Exercise
From the listing below, copy every line with the word "type".

[Start]

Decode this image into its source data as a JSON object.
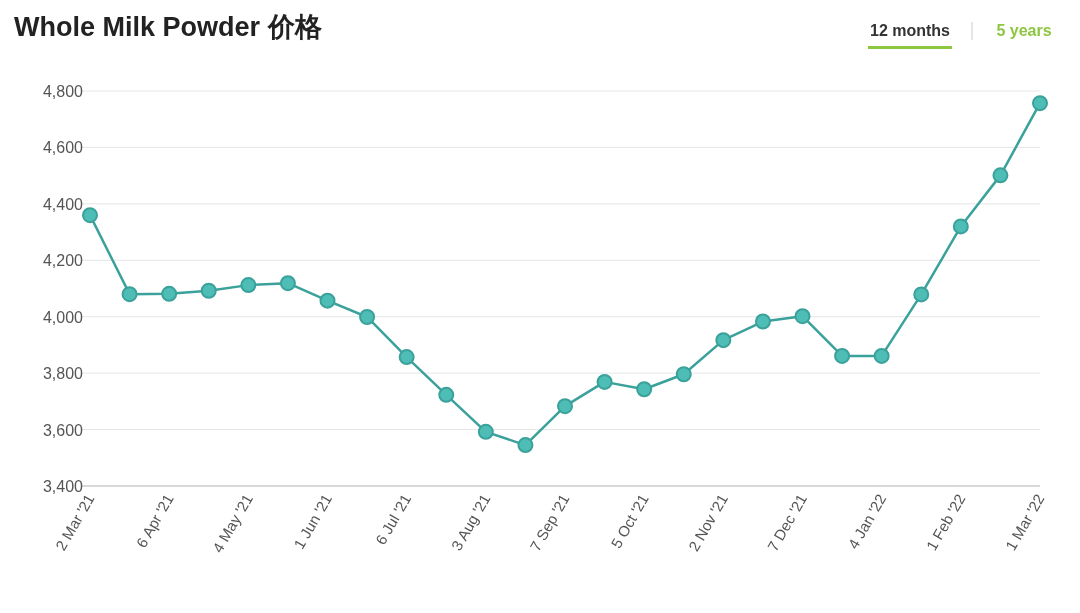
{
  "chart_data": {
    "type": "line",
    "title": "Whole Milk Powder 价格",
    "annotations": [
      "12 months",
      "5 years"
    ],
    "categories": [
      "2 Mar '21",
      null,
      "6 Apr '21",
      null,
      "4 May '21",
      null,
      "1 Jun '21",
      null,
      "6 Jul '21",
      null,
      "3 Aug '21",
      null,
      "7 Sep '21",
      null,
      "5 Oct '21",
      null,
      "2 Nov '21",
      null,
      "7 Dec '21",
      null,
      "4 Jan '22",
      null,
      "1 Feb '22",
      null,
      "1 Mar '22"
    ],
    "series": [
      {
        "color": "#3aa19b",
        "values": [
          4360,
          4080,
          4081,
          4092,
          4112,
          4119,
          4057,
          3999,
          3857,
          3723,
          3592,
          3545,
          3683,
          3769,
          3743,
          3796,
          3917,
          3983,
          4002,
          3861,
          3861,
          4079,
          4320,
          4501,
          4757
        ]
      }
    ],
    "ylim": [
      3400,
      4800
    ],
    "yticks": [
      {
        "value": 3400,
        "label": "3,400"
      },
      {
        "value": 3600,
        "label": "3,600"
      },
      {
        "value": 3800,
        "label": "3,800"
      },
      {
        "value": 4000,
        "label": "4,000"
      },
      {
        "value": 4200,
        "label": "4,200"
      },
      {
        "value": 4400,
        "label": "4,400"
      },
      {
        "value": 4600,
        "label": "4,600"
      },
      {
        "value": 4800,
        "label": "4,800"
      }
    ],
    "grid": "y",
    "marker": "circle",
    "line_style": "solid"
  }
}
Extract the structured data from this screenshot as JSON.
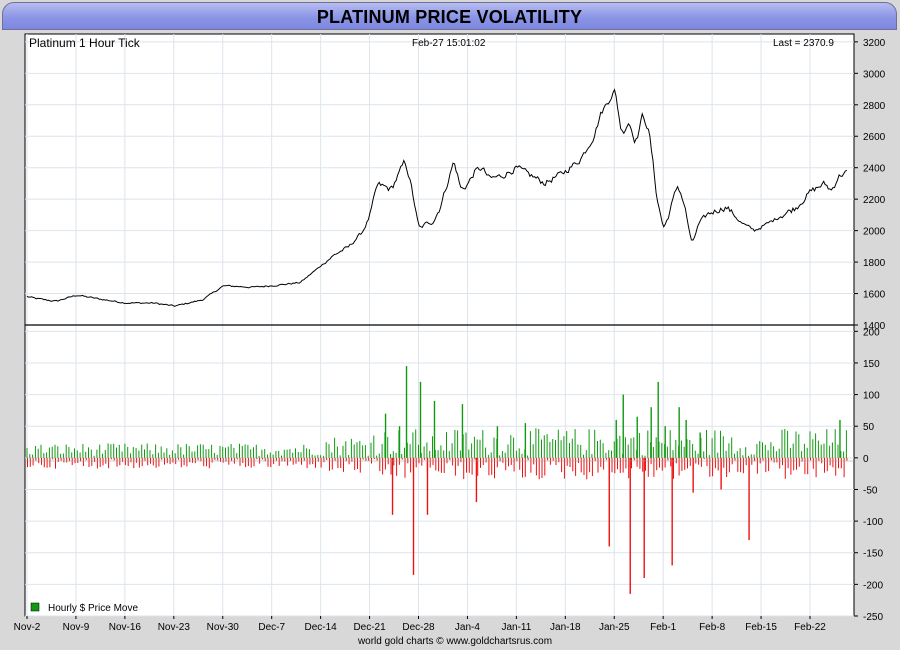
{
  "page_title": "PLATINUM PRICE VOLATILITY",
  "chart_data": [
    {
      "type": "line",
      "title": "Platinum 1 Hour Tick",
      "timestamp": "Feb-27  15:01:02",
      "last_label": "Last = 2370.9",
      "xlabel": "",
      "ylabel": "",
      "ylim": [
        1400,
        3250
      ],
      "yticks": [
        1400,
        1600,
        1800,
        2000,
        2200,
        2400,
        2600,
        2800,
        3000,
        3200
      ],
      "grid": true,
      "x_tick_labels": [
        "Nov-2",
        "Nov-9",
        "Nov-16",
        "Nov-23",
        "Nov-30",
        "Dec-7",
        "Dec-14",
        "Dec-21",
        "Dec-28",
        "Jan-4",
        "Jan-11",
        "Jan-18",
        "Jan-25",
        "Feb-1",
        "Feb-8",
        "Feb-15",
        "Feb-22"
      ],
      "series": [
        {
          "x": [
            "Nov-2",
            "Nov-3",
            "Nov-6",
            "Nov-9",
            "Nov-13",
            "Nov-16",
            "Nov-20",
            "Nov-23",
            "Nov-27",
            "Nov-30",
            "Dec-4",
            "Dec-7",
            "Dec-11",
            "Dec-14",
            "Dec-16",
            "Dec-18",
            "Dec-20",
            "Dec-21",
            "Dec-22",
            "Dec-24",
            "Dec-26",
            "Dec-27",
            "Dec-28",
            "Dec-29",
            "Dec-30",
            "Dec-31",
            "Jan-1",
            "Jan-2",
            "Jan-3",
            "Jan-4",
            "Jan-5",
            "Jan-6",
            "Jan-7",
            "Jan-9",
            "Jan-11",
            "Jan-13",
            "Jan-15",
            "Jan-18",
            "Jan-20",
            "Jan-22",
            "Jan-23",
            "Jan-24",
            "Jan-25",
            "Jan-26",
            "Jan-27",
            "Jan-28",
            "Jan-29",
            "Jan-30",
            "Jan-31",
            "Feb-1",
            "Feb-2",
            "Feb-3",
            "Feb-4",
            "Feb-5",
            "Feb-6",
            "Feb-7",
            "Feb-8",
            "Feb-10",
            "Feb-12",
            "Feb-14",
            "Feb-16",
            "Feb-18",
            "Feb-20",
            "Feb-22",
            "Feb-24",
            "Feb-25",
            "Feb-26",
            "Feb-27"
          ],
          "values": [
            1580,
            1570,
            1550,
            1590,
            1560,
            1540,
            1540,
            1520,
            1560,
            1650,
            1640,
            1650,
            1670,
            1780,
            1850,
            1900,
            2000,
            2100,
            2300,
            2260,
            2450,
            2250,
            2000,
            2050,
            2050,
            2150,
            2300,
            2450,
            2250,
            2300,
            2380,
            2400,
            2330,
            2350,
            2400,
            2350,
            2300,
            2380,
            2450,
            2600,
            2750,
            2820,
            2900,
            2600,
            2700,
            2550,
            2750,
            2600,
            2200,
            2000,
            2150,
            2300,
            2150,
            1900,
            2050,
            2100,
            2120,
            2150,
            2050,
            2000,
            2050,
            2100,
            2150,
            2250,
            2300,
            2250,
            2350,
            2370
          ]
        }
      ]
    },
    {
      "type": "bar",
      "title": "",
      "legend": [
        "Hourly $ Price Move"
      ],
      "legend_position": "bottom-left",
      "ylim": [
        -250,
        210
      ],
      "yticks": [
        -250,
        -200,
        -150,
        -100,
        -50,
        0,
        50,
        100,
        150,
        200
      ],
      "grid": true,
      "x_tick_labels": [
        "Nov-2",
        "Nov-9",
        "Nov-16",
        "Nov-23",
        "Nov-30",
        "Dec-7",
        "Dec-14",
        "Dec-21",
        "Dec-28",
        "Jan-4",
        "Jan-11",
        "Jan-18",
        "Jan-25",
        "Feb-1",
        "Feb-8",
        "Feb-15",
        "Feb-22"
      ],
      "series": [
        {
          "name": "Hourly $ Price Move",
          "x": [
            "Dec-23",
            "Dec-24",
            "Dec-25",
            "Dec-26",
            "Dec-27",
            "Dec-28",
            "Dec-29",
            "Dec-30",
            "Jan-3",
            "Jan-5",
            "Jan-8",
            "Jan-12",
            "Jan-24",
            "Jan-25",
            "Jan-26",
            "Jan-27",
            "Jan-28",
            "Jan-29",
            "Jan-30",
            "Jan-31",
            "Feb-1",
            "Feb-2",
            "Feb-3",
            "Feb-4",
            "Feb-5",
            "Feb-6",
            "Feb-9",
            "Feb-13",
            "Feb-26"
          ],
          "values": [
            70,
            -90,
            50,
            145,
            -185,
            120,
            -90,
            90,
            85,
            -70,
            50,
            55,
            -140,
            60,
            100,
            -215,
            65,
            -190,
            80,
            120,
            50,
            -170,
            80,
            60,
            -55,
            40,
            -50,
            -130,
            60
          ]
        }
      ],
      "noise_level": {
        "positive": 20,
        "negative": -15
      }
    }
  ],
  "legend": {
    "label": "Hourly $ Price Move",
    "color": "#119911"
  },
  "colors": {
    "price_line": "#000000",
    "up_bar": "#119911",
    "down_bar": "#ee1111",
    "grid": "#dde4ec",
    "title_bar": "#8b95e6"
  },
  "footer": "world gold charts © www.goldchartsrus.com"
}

[End]
[Start]

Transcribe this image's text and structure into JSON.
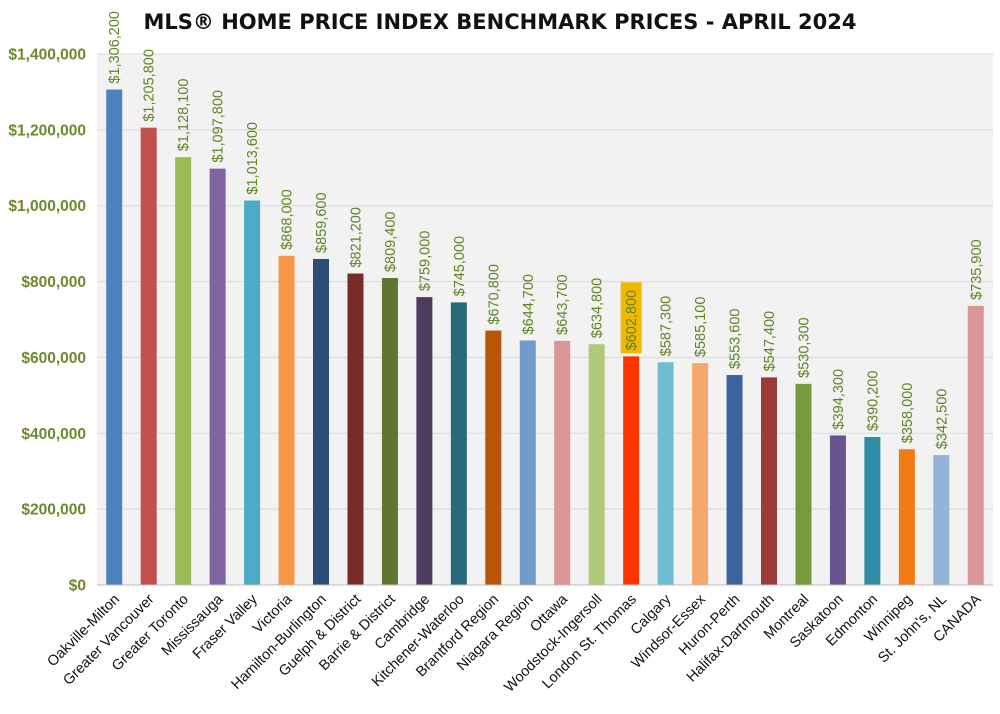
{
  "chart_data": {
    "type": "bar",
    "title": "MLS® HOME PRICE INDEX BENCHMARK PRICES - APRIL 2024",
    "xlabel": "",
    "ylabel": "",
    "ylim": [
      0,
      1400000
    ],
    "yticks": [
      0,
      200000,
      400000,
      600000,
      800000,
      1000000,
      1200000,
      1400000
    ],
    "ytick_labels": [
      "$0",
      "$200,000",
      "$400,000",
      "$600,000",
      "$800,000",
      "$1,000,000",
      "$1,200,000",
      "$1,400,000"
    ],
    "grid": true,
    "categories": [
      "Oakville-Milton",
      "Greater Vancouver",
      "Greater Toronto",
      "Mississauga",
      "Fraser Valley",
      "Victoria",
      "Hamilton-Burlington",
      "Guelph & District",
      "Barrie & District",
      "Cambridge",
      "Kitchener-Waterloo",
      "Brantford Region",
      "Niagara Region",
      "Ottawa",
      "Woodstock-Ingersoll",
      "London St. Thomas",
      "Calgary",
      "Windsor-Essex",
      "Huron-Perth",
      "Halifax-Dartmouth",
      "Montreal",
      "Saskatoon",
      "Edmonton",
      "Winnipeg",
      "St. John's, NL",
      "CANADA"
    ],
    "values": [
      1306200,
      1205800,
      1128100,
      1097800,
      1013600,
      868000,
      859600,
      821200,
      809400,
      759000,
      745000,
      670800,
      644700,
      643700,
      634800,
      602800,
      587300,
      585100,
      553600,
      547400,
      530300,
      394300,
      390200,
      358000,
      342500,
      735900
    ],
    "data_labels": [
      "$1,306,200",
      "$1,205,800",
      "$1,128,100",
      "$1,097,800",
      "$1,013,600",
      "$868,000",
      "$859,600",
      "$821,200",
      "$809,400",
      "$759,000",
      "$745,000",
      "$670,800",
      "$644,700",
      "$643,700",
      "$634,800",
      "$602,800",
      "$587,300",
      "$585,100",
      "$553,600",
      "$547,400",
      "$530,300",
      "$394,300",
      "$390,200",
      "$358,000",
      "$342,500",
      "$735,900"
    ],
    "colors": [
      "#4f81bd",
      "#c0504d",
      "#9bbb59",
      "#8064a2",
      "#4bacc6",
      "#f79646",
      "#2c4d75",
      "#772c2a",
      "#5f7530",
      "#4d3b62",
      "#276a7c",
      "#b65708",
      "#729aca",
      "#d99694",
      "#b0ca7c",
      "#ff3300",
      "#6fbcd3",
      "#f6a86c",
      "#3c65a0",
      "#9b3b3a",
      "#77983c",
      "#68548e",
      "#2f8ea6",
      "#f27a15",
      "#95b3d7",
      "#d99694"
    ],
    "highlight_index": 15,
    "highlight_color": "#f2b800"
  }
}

[End]

In response
    "type": "line",
      "type": "line",
      "type": "bar",
    "type": "bar",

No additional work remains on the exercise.